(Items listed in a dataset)
# # #

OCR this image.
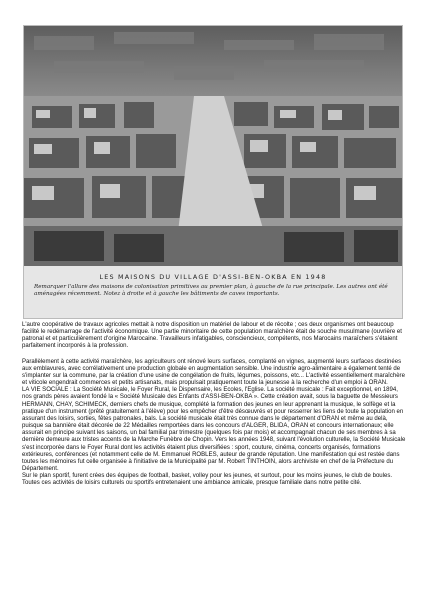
LES MAISONS DU VILLAGE D'ASSI-BEN-OKBA EN 1948
Remarquer l'allure des maisons de colonisation primitives au premier plan, à gauche de la rue principale. Les autres ont été aménagées récemment. Notez à droite et à gauche les bâtiments de caves importants.

L'autre coopérative de travaux agricoles mettait à notre disposition un matériel de labour et de récolte ; ces deux organismes ont beaucoup facilité le redémarrage de l'activité économique. Une partie minoritaire de cette population maraîchère était de souche musulmane (ouvrière et patronal et et particulièrement d'origine Marocaine. Travailleurs infatigables, consciencieux, compétents, nos Marocains maraîchers s'étaient parfaitement incorporés à la profession.

Parallèlement à cette activité maraîchère, les agriculteurs ont rénové leurs surfaces, complanté en vignes, augmenté leurs surfaces destinées aux emblavures, avec corrélativement une production globale en augmentation sensible. Une industrie agro-alimentaire a également tenté de s'implanter sur la commune, par la création d'une usine de congélation de fruits, légumes, poissons, etc... L'activité essentiellement maraîchère et viticole engendrait commerces et petits artisanats, mais propulsait pratiquement toute la jeunesse à la recherche d'un emploi à ORAN.

LA VIE SOCIALE : La Société Musicale, le Foyer Rural, le Dispensaire, les Ecoles, l'Eglise. La société musicale : Fait exceptionnel, en 1894, nos grands pères avaient fondé la « Société Musicale des Enfants d'ASSI-BEN-OKBA ». Cette création avait, sous la baguette de Messieurs HERMANN, CHAY, SCHIMECK, derniers chefs de musique, complété la formation des jeunes en leur apprenant la musique, le solfège et la pratique d'un instrument (prêté gratuitement à l'élève) pour les empêcher d'être désœuvrés et pour resserrer les liens de toute la population en assurant des loisirs, sorties, fêtes patronales, bals. La société musicale était très connue dans le département d'ORAN et même au delà, puisque sa bannière était décorée de 22 Médailles remportées dans les concours d'ALGER, BLIDA, ORAN et concours internationaux; elle assurait en principe suivant les saisons, un bal familial par trimestre (quelques fois par mois) et accompagnait chacun de ses membres à sa dernière demeure aux tristes accents de la Marche Funèbre de Chopin. Vers les années 1948, suivant l'évolution culturelle, la Société Musicale s'est incorporée dans le Foyer Rural dont les activités étaient plus diversifiées : sport, couture, cinéma, concerts organisés, formations extérieures, conférences (et notamment celle de M. Emmanuel ROBLES, auteur de grande réputation. Une manifestation qui est restée dans toutes les mémoires fut celle organisée à l'initiative de la Municipalité par M. Robert TINTHOIN, alors archiviste en chef de la Préfecture du Département.

Sur le plan sportif, furent crées des équipes de football, basket, volley pour les jeunes, et surtout, pour les moins jeunes, le club de boules. Toutes ces activités de loisirs culturels ou sportifs entretenaient une ambiance amicale, presque familiale dans notre petite cité.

# # #

## Exercise description
Look for the word "maraîchère" in every line of the listing and copy the lines that have it.

## Answer to this task
L'autre coopérative de travaux agricoles mettait à notre disposition un matériel de labour et de récolte ; ces deux organismes ont beaucoup facilité le redémarrage de l'activité économique. Une partie minoritaire de cette population maraîchère était de souche musulmane (ouvrière et patronal et et particulièrement d'origine Marocaine. Travailleurs infatigables, consciencieux, compétents, nos Marocains maraîchers s'étaient parfaitement incorporés à la profession.
Parallèlement à cette activité maraîchère, les agriculteurs ont rénové leurs surfaces, complanté en vignes, augmenté leurs surfaces destinées aux emblavures, avec corrélativement une production globale en augmentation sensible. Une industrie agro-alimentaire a également tenté de s'implanter sur la commune, par la création d'une usine de congélation de fruits, légumes, poissons, etc... L'activité essentiellement maraîchère et viticole engendrait commerces et petits artisanats, mais propulsait pratiquement toute la jeunesse à la recherche d'un emploi à ORAN.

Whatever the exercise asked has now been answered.